DATA ROWS:
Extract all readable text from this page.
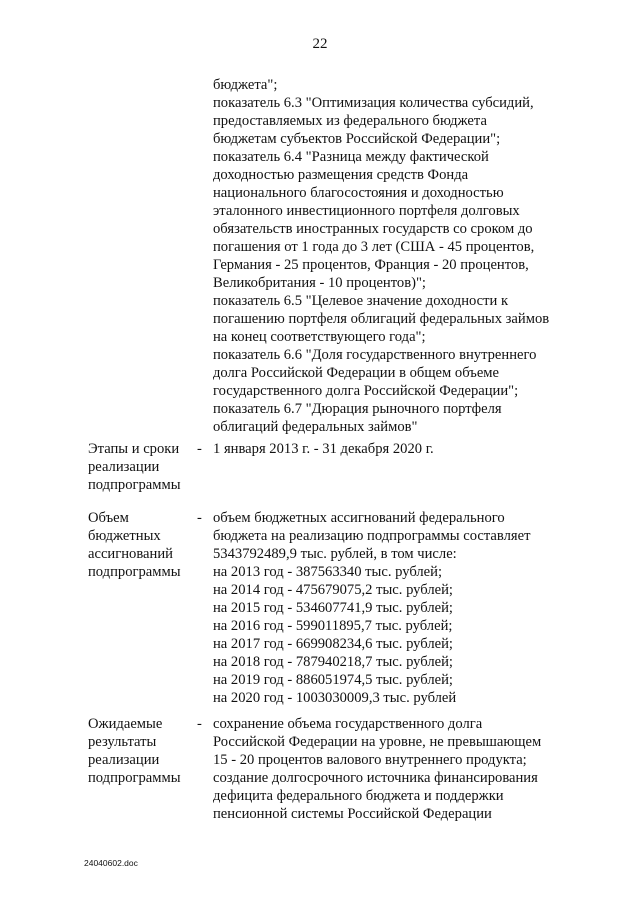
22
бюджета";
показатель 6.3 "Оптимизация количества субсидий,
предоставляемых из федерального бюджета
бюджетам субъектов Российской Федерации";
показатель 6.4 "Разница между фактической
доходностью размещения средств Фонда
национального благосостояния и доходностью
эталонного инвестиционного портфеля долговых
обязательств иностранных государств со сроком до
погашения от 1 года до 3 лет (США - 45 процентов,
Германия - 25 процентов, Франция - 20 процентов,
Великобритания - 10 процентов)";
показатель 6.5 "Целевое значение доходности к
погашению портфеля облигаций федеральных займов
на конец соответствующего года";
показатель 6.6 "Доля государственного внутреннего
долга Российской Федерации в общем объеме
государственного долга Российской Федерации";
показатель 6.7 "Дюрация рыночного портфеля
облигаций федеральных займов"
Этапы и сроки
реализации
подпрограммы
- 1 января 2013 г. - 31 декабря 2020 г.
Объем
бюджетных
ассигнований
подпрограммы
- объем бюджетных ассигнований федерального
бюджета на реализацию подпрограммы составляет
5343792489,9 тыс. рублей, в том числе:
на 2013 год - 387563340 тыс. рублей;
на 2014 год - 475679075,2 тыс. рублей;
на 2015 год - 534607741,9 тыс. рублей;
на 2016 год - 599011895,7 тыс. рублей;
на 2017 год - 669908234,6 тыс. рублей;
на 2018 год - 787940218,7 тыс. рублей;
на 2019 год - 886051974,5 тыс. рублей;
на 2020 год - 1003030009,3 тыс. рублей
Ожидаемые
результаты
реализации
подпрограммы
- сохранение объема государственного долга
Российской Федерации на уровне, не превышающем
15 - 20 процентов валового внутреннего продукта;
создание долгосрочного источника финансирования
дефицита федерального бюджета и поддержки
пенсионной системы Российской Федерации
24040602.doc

THE TASK: Exclude all images and restate the records above word for word.

CORRECT ANSWER:
Extract all readable text from this page.
22
бюджета";
показатель 6.3 "Оптимизация количества субсидий,
предоставляемых из федерального бюджета
бюджетам субъектов Российской Федерации";
показатель 6.4 "Разница между фактической
доходностью размещения средств Фонда
национального благосостояния и доходностью
эталонного инвестиционного портфеля долговых
обязательств иностранных государств со сроком до
погашения от 1 года до 3 лет (США - 45 процентов,
Германия - 25 процентов, Франция - 20 процентов,
Великобритания - 10 процентов)";
показатель 6.5 "Целевое значение доходности к
погашению портфеля облигаций федеральных займов
на конец соответствующего года";
показатель 6.6 "Доля государственного внутреннего
долга Российской Федерации в общем объеме
государственного долга Российской Федерации";
показатель 6.7 "Дюрация рыночного портфеля
облигаций федеральных займов"
Этапы и сроки
реализации
подпрограммы
- 1 января 2013 г. - 31 декабря 2020 г.
Объем
бюджетных
ассигнований
подпрограммы
- объем бюджетных ассигнований федерального
бюджета на реализацию подпрограммы составляет
5343792489,9 тыс. рублей, в том числе:
на 2013 год - 387563340 тыс. рублей;
на 2014 год - 475679075,2 тыс. рублей;
на 2015 год - 534607741,9 тыс. рублей;
на 2016 год - 599011895,7 тыс. рублей;
на 2017 год - 669908234,6 тыс. рублей;
на 2018 год - 787940218,7 тыс. рублей;
на 2019 год - 886051974,5 тыс. рублей;
на 2020 год - 1003030009,3 тыс. рублей
Ожидаемые
результаты
реализации
подпрограммы
- сохранение объема государственного долга
Российской Федерации на уровне, не превышающем
15 - 20 процентов валового внутреннего продукта;
создание долгосрочного источника финансирования
дефицита федерального бюджета и поддержки
пенсионной системы Российской Федерации
24040602.doc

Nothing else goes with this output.